* START *

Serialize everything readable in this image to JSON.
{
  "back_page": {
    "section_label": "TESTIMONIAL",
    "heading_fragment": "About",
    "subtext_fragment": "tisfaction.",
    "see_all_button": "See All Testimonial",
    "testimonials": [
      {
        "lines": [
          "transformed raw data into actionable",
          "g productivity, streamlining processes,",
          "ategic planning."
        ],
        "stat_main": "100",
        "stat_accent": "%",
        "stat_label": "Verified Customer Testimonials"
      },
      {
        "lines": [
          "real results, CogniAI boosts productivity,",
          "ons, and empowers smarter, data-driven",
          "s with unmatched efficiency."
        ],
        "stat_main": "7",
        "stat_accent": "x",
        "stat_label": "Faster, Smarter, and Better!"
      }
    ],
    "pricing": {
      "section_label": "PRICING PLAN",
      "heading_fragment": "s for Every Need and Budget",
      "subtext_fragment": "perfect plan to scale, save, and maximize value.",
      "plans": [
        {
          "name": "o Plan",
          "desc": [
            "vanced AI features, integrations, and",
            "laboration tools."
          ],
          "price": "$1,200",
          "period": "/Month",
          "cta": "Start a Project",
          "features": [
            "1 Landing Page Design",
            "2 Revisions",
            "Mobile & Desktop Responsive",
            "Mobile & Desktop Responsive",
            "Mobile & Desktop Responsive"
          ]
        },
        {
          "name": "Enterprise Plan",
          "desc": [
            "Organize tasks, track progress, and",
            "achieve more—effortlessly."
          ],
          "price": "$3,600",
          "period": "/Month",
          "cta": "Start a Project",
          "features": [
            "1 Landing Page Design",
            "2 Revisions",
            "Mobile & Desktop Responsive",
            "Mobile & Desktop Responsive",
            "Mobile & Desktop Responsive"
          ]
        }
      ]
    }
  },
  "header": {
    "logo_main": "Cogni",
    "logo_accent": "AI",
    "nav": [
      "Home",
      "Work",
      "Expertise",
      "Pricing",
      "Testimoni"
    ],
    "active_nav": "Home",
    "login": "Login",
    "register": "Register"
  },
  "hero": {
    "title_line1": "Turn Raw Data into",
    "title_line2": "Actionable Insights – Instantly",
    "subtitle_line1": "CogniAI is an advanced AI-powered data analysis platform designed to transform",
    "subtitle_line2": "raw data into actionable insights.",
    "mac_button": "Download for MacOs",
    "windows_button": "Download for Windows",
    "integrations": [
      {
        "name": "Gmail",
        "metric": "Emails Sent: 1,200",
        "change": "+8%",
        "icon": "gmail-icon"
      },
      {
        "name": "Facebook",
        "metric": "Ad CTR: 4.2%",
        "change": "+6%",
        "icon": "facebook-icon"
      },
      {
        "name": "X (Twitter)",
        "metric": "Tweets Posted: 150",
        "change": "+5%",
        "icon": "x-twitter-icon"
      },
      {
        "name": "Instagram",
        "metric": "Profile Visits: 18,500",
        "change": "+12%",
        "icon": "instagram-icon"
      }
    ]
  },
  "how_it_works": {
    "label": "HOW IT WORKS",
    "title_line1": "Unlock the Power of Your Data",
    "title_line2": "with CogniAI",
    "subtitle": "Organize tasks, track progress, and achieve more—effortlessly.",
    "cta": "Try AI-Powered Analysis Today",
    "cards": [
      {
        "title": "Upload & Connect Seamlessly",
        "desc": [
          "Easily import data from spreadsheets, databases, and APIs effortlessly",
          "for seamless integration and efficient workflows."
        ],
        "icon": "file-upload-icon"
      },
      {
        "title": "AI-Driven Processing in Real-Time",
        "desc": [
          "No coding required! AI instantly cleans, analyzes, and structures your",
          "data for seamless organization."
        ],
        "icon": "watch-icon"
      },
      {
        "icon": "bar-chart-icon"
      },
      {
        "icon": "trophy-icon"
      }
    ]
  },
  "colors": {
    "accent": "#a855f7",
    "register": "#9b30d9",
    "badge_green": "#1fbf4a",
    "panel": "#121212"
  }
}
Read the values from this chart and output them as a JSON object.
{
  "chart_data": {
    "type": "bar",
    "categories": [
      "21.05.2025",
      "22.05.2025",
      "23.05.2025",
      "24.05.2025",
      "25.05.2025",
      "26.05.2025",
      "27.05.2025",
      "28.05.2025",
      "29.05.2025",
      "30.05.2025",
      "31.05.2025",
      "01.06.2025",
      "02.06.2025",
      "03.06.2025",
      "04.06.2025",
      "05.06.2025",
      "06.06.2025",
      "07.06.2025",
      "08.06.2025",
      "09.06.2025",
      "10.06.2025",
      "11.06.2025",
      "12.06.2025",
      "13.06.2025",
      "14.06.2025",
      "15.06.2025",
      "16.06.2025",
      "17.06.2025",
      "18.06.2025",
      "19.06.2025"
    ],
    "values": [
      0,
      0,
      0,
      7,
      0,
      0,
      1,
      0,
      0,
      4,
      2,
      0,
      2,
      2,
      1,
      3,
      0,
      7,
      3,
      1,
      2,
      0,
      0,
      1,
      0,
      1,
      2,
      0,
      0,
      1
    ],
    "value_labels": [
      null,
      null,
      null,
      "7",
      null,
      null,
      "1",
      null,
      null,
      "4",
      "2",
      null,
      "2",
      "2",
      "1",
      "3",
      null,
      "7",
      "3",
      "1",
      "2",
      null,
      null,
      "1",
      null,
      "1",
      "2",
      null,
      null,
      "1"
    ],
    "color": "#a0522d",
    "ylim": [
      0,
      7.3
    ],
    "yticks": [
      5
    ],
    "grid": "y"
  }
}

* END *

▸ **SET TASK**: Gather all lines from the records above in which "this" appears.

▸ **RESULT OF THE EXERCISE**:
Serialize everything readable in this image to JSON.
Read the values from this chart and output them as a JSON object.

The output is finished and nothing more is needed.